### TASK INPUTS
+++
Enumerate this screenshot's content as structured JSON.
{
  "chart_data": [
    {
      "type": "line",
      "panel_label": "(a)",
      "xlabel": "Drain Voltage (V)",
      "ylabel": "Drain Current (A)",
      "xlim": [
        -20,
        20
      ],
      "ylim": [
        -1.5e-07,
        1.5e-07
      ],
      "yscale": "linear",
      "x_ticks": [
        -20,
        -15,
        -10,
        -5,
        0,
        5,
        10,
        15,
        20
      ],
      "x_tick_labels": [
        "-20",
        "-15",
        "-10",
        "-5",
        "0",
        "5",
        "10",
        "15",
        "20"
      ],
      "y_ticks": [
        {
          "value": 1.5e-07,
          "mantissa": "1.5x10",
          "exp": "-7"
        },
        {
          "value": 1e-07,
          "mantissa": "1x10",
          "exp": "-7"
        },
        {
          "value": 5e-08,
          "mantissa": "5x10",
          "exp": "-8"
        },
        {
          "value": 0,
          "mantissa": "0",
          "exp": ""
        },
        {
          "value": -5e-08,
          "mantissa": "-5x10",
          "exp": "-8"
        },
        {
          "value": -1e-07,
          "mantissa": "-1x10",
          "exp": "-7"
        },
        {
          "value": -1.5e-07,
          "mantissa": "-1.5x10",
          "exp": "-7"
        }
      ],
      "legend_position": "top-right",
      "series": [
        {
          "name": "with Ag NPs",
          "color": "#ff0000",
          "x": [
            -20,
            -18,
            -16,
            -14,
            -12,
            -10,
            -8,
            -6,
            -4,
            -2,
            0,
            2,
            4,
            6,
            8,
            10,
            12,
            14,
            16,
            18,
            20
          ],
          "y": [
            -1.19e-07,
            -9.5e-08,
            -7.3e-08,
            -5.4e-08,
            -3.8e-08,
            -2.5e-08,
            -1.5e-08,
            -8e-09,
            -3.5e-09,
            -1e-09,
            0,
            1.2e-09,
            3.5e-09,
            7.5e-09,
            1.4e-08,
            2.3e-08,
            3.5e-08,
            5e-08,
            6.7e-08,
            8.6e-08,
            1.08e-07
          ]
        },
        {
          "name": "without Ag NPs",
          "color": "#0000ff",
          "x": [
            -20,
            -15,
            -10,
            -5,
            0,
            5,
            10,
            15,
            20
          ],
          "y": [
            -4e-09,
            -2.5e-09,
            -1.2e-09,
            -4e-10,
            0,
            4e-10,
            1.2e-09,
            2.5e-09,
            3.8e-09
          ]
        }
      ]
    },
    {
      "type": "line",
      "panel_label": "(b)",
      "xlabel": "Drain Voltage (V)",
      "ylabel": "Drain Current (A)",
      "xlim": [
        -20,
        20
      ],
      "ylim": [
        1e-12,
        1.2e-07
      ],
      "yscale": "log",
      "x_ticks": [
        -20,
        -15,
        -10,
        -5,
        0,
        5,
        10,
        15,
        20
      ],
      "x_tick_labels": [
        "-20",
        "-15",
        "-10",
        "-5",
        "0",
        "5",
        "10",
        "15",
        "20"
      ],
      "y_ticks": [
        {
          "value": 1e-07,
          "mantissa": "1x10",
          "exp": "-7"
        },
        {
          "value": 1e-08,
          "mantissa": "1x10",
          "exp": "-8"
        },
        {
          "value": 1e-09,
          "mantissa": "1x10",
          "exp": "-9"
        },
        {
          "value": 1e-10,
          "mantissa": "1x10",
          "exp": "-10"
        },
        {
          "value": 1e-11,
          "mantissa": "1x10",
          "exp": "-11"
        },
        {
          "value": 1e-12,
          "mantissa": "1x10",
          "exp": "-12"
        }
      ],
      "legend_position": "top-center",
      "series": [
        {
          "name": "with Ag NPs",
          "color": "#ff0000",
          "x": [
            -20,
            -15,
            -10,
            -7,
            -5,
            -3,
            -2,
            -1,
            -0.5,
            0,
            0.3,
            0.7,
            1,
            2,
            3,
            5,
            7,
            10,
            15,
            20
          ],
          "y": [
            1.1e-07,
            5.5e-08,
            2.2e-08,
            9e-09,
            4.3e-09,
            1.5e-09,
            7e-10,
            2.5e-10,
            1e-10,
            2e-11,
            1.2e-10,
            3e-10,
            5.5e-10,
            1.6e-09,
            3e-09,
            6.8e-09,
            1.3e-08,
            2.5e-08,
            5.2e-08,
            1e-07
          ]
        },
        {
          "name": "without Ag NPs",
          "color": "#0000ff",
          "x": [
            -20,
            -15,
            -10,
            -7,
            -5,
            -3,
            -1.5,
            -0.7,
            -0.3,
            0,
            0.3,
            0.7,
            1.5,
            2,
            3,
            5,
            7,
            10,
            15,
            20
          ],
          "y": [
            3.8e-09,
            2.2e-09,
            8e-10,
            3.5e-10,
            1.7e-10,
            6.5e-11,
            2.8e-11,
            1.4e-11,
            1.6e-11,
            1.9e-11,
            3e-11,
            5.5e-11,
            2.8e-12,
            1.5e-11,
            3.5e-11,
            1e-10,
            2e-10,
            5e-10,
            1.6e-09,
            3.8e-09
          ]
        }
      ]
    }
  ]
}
+++
### REQUIREMENT
Write the complete data out, exactly as above.

### RESPONSE
Enumerate this screenshot's content as structured JSON.
{
  "chart_data": [
    {
      "type": "line",
      "panel_label": "(a)",
      "xlabel": "Drain Voltage (V)",
      "ylabel": "Drain Current (A)",
      "xlim": [
        -20,
        20
      ],
      "ylim": [
        -1.5e-07,
        1.5e-07
      ],
      "yscale": "linear",
      "x_ticks": [
        -20,
        -15,
        -10,
        -5,
        0,
        5,
        10,
        15,
        20
      ],
      "x_tick_labels": [
        "-20",
        "-15",
        "-10",
        "-5",
        "0",
        "5",
        "10",
        "15",
        "20"
      ],
      "y_ticks": [
        {
          "value": 1.5e-07,
          "mantissa": "1.5x10",
          "exp": "-7"
        },
        {
          "value": 1e-07,
          "mantissa": "1x10",
          "exp": "-7"
        },
        {
          "value": 5e-08,
          "mantissa": "5x10",
          "exp": "-8"
        },
        {
          "value": 0,
          "mantissa": "0",
          "exp": ""
        },
        {
          "value": -5e-08,
          "mantissa": "-5x10",
          "exp": "-8"
        },
        {
          "value": -1e-07,
          "mantissa": "-1x10",
          "exp": "-7"
        },
        {
          "value": -1.5e-07,
          "mantissa": "-1.5x10",
          "exp": "-7"
        }
      ],
      "legend_position": "top-right",
      "series": [
        {
          "name": "with Ag NPs",
          "color": "#ff0000",
          "x": [
            -20,
            -18,
            -16,
            -14,
            -12,
            -10,
            -8,
            -6,
            -4,
            -2,
            0,
            2,
            4,
            6,
            8,
            10,
            12,
            14,
            16,
            18,
            20
          ],
          "y": [
            -1.19e-07,
            -9.5e-08,
            -7.3e-08,
            -5.4e-08,
            -3.8e-08,
            -2.5e-08,
            -1.5e-08,
            -8e-09,
            -3.5e-09,
            -1e-09,
            0,
            1.2e-09,
            3.5e-09,
            7.5e-09,
            1.4e-08,
            2.3e-08,
            3.5e-08,
            5e-08,
            6.7e-08,
            8.6e-08,
            1.08e-07
          ]
        },
        {
          "name": "without Ag NPs",
          "color": "#0000ff",
          "x": [
            -20,
            -15,
            -10,
            -5,
            0,
            5,
            10,
            15,
            20
          ],
          "y": [
            -4e-09,
            -2.5e-09,
            -1.2e-09,
            -4e-10,
            0,
            4e-10,
            1.2e-09,
            2.5e-09,
            3.8e-09
          ]
        }
      ]
    },
    {
      "type": "line",
      "panel_label": "(b)",
      "xlabel": "Drain Voltage (V)",
      "ylabel": "Drain Current (A)",
      "xlim": [
        -20,
        20
      ],
      "ylim": [
        1e-12,
        1.2e-07
      ],
      "yscale": "log",
      "x_ticks": [
        -20,
        -15,
        -10,
        -5,
        0,
        5,
        10,
        15,
        20
      ],
      "x_tick_labels": [
        "-20",
        "-15",
        "-10",
        "-5",
        "0",
        "5",
        "10",
        "15",
        "20"
      ],
      "y_ticks": [
        {
          "value": 1e-07,
          "mantissa": "1x10",
          "exp": "-7"
        },
        {
          "value": 1e-08,
          "mantissa": "1x10",
          "exp": "-8"
        },
        {
          "value": 1e-09,
          "mantissa": "1x10",
          "exp": "-9"
        },
        {
          "value": 1e-10,
          "mantissa": "1x10",
          "exp": "-10"
        },
        {
          "value": 1e-11,
          "mantissa": "1x10",
          "exp": "-11"
        },
        {
          "value": 1e-12,
          "mantissa": "1x10",
          "exp": "-12"
        }
      ],
      "legend_position": "top-center",
      "series": [
        {
          "name": "with Ag NPs",
          "color": "#ff0000",
          "x": [
            -20,
            -15,
            -10,
            -7,
            -5,
            -3,
            -2,
            -1,
            -0.5,
            0,
            0.3,
            0.7,
            1,
            2,
            3,
            5,
            7,
            10,
            15,
            20
          ],
          "y": [
            1.1e-07,
            5.5e-08,
            2.2e-08,
            9e-09,
            4.3e-09,
            1.5e-09,
            7e-10,
            2.5e-10,
            1e-10,
            2e-11,
            1.2e-10,
            3e-10,
            5.5e-10,
            1.6e-09,
            3e-09,
            6.8e-09,
            1.3e-08,
            2.5e-08,
            5.2e-08,
            1e-07
          ]
        },
        {
          "name": "without Ag NPs",
          "color": "#0000ff",
          "x": [
            -20,
            -15,
            -10,
            -7,
            -5,
            -3,
            -1.5,
            -0.7,
            -0.3,
            0,
            0.3,
            0.7,
            1.5,
            2,
            3,
            5,
            7,
            10,
            15,
            20
          ],
          "y": [
            3.8e-09,
            2.2e-09,
            8e-10,
            3.5e-10,
            1.7e-10,
            6.5e-11,
            2.8e-11,
            1.4e-11,
            1.6e-11,
            1.9e-11,
            3e-11,
            5.5e-11,
            2.8e-12,
            1.5e-11,
            3.5e-11,
            1e-10,
            2e-10,
            5e-10,
            1.6e-09,
            3.8e-09
          ]
        }
      ]
    }
  ]
}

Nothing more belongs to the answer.